WHAT TO WORK ON -
Find the lines that hold the word "обязанностей" and return them.

● ● ●

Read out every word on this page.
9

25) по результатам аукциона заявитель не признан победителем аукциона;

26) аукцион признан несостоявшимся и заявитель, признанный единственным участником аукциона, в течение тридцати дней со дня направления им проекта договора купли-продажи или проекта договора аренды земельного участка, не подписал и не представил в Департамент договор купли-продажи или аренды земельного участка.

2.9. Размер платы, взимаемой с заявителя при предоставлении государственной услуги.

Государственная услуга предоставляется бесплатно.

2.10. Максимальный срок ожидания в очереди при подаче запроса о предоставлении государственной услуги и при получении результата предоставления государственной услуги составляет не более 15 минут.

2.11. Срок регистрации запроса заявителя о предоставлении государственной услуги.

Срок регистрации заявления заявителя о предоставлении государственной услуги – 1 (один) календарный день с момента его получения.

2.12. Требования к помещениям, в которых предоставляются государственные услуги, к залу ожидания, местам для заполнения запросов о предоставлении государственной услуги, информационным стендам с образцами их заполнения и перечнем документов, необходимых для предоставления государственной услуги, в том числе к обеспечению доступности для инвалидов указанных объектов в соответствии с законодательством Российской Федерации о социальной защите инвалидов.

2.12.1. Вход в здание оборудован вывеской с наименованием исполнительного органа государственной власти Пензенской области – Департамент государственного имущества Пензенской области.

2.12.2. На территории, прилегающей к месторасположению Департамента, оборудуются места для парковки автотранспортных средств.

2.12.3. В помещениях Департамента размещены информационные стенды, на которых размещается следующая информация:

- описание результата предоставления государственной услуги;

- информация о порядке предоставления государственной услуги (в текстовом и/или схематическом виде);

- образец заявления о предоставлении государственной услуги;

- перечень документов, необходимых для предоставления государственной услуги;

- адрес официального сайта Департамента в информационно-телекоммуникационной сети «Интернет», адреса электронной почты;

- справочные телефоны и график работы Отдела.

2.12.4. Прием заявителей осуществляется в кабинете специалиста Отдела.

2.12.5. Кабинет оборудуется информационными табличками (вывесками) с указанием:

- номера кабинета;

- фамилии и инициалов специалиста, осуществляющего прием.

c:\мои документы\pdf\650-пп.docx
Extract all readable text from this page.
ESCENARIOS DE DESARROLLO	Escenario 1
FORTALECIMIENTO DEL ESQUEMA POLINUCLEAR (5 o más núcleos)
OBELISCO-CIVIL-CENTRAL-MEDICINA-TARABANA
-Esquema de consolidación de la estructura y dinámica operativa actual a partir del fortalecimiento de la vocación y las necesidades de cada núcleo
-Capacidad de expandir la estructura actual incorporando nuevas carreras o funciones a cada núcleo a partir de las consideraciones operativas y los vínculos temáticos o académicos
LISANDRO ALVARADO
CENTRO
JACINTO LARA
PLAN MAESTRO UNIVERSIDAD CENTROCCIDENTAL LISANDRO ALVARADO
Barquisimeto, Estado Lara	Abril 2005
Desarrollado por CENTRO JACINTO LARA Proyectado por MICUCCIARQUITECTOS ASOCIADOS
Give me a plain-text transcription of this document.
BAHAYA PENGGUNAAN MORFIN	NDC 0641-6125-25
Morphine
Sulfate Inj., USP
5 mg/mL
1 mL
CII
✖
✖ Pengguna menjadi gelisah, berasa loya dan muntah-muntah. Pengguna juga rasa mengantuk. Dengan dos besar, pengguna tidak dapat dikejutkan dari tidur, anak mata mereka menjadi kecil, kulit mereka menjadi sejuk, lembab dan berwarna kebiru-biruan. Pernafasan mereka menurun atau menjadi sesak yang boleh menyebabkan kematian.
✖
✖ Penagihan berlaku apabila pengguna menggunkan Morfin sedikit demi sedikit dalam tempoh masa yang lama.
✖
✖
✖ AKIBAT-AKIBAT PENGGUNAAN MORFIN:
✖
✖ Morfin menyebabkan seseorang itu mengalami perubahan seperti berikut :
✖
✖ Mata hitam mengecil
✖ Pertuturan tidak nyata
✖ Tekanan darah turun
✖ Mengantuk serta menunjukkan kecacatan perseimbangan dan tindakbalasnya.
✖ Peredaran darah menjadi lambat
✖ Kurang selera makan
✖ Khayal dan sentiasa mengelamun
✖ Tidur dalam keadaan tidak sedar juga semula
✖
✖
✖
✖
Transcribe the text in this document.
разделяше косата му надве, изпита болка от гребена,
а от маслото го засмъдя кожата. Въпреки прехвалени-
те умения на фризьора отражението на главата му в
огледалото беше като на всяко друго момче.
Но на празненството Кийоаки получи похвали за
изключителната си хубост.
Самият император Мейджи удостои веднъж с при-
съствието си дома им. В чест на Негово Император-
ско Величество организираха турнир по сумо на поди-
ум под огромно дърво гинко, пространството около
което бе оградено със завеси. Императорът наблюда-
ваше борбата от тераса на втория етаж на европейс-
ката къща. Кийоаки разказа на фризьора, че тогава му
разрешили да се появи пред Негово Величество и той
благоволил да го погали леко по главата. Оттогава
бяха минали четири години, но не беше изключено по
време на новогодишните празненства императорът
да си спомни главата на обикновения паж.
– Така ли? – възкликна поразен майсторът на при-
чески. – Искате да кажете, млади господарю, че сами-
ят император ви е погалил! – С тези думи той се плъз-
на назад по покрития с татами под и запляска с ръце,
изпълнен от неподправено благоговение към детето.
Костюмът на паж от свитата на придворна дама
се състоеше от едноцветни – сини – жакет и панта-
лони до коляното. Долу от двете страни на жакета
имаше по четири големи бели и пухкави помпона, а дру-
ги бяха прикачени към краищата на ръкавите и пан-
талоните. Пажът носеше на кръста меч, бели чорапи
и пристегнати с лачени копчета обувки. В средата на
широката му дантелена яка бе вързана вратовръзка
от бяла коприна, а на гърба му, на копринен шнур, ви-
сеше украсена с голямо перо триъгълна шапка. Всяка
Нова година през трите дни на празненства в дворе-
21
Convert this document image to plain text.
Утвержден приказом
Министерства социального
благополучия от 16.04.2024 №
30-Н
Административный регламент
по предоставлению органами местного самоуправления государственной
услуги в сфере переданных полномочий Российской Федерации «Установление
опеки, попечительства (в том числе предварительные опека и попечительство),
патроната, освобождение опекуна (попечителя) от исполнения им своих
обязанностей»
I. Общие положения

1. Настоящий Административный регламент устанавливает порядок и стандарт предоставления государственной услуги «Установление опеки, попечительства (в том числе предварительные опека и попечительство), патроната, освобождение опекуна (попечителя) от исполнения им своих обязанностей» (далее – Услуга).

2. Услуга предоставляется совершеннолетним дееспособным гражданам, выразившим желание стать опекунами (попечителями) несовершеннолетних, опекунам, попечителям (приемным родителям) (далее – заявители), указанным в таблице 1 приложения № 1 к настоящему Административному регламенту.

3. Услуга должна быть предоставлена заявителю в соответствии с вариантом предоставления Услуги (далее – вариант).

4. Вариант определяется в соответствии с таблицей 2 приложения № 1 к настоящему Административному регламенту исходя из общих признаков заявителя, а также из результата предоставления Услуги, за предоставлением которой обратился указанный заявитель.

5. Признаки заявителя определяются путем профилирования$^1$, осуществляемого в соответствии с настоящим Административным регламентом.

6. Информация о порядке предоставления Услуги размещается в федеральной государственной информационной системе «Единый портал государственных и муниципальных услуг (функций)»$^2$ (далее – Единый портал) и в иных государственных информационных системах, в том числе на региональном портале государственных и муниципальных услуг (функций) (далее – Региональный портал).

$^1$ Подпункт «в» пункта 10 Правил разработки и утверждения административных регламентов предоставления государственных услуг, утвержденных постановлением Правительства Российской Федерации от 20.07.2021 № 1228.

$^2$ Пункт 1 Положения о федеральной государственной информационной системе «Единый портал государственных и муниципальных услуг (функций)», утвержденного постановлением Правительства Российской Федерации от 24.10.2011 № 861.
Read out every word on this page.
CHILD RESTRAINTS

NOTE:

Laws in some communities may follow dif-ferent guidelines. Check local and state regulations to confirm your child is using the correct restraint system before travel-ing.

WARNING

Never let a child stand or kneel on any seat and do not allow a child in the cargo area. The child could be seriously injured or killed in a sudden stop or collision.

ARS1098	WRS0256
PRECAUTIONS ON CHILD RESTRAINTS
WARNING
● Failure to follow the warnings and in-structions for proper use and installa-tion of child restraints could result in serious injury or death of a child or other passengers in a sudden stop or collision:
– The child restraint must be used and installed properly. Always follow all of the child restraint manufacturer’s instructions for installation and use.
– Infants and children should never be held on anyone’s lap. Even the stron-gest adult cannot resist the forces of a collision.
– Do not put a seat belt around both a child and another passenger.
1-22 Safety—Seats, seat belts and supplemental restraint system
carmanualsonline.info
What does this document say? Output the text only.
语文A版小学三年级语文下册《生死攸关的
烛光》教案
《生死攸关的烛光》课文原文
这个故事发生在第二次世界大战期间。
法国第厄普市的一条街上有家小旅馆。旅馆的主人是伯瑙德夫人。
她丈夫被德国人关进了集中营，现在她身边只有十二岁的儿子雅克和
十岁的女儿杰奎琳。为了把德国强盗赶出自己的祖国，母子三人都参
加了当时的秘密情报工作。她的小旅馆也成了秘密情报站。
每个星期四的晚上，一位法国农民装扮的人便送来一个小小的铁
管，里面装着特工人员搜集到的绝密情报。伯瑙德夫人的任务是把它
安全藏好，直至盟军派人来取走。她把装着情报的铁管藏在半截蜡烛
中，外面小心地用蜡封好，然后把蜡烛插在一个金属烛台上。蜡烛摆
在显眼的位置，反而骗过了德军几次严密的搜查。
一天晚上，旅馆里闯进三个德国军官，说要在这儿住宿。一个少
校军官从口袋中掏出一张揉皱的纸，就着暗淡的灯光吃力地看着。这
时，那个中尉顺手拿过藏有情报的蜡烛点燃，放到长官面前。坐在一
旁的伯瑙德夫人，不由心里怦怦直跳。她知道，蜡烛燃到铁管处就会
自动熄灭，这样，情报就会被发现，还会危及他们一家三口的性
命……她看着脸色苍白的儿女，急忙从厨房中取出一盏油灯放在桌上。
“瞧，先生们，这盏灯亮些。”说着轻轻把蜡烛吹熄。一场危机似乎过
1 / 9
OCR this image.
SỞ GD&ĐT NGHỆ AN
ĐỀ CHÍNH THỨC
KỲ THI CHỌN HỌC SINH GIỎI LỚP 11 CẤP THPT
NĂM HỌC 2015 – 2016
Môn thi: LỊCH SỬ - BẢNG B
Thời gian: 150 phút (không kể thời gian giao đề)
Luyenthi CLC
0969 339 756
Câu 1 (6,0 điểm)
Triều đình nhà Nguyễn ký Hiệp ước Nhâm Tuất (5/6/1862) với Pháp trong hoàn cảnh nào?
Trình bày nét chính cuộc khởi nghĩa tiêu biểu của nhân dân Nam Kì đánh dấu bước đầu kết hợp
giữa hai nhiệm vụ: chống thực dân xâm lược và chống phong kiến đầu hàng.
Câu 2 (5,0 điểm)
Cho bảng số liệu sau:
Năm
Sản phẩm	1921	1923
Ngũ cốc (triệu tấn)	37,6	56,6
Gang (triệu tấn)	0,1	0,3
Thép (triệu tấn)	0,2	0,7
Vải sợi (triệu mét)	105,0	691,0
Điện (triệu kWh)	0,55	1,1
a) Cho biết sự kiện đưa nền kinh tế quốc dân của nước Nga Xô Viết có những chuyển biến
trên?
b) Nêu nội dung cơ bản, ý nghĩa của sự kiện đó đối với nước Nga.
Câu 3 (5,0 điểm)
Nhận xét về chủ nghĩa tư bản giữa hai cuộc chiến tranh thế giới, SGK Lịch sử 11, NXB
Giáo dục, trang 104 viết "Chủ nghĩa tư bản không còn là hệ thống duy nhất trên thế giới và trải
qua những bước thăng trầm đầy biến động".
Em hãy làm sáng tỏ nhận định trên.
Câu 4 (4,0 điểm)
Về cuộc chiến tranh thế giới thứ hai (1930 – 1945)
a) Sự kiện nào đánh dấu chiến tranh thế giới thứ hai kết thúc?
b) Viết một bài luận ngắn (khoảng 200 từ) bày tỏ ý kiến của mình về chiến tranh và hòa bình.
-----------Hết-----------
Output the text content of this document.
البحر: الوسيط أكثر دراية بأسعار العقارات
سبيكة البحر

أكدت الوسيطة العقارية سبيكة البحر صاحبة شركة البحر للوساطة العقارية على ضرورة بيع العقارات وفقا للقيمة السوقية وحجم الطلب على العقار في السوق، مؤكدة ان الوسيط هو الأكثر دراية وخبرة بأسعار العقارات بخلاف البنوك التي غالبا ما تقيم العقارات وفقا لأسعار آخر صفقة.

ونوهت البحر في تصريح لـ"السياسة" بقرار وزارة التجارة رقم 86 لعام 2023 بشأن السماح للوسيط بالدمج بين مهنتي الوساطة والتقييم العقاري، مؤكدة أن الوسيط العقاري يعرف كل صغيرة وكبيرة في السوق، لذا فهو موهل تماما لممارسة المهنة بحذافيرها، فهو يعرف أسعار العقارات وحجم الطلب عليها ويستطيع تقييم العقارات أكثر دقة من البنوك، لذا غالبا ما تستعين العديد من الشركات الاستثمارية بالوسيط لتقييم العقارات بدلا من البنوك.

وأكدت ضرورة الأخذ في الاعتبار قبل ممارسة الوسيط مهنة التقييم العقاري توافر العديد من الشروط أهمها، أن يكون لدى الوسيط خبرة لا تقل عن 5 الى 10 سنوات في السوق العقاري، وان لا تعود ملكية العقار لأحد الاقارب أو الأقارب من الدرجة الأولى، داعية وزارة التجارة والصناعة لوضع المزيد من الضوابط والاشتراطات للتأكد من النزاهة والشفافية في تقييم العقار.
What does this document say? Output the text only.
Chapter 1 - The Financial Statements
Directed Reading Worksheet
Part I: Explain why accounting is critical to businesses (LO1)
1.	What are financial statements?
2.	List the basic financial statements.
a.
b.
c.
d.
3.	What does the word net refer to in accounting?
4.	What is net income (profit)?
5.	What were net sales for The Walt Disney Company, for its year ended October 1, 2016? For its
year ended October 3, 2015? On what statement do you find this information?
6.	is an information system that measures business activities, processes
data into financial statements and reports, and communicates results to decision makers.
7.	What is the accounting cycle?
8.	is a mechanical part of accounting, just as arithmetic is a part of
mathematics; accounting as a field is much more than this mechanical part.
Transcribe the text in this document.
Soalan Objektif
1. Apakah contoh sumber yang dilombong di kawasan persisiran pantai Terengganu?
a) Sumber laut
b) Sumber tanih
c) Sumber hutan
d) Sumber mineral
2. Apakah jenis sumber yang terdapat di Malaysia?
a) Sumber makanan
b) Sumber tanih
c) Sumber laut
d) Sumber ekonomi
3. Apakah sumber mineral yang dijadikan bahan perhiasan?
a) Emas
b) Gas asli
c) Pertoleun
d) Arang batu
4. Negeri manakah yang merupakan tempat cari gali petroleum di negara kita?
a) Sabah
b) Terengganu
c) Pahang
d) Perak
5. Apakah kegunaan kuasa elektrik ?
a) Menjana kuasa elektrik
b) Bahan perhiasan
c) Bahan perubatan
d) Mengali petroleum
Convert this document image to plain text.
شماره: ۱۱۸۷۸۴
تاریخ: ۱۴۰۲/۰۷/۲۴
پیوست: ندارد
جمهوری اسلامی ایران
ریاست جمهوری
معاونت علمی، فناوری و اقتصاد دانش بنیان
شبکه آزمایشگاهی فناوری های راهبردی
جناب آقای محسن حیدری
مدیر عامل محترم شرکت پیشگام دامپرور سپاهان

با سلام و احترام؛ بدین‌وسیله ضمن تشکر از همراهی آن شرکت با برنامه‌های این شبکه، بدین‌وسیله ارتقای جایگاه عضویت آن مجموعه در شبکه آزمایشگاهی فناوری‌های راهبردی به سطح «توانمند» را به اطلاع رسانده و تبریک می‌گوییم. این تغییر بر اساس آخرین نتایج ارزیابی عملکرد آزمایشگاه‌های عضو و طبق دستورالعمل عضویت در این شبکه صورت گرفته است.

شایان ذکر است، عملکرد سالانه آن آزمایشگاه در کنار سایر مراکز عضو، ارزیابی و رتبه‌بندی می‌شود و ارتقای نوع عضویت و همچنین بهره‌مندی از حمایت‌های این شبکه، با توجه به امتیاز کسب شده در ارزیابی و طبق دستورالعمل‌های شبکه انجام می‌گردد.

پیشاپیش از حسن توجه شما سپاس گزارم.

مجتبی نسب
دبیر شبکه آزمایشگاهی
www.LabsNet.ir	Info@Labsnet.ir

● ● ●

ANSWER FOR THIS EXERCISE -
обязанностей»
1. Настоящий Административный регламент устанавливает порядок и стандарт предоставления государственной услуги «Установление опеки, попечительства (в том числе предварительные опека и попечительство), патроната, освобождение опекуна (попечителя) от исполнения им своих обязанностей» (далее – Услуга).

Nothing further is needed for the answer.